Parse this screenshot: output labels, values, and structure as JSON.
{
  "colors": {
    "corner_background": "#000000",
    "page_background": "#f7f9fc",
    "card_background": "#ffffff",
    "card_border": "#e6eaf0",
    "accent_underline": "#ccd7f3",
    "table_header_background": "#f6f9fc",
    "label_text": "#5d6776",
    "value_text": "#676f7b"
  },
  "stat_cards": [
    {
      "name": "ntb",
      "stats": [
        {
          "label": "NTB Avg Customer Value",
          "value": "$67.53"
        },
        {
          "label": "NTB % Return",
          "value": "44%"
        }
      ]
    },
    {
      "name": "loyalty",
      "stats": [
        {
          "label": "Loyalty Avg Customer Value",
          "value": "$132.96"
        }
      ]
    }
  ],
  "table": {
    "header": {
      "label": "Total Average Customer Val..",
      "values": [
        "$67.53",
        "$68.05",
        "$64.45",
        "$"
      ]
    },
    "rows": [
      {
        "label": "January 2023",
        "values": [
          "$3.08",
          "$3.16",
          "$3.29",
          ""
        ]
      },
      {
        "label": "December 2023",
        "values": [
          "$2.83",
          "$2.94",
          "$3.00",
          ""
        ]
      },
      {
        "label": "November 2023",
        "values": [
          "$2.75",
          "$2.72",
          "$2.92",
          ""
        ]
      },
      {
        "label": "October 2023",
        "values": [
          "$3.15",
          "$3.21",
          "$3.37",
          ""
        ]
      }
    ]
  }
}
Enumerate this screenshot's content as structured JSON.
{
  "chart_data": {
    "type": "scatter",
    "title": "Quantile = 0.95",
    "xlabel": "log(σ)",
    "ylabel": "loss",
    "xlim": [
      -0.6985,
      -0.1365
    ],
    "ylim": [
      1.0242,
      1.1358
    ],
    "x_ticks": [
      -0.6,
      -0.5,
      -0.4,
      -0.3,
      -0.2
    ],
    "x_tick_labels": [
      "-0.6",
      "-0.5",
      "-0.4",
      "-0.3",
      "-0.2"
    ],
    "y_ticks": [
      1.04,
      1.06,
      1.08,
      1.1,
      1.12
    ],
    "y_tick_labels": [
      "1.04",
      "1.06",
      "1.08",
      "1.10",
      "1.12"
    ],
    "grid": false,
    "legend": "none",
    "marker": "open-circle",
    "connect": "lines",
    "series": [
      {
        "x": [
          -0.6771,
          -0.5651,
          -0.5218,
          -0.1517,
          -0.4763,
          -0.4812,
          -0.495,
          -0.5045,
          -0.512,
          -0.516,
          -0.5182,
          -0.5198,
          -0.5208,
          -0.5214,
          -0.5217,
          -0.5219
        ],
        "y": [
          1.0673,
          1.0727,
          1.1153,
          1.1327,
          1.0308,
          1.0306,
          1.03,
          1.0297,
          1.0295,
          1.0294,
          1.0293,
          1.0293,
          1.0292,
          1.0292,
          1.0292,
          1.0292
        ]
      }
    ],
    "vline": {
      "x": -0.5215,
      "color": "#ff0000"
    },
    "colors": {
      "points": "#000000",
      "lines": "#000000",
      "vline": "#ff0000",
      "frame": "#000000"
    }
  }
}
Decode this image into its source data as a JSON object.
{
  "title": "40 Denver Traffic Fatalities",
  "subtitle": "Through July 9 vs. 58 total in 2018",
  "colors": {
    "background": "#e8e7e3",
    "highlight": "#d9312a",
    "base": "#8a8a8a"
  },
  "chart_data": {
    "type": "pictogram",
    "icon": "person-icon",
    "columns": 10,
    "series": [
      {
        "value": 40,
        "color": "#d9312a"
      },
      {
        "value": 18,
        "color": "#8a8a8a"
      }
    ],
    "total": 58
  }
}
::::
Exercise directions →
In the data above, how many lines contain the string "Customer"? Answer with the number only.

Solution to this problem →
3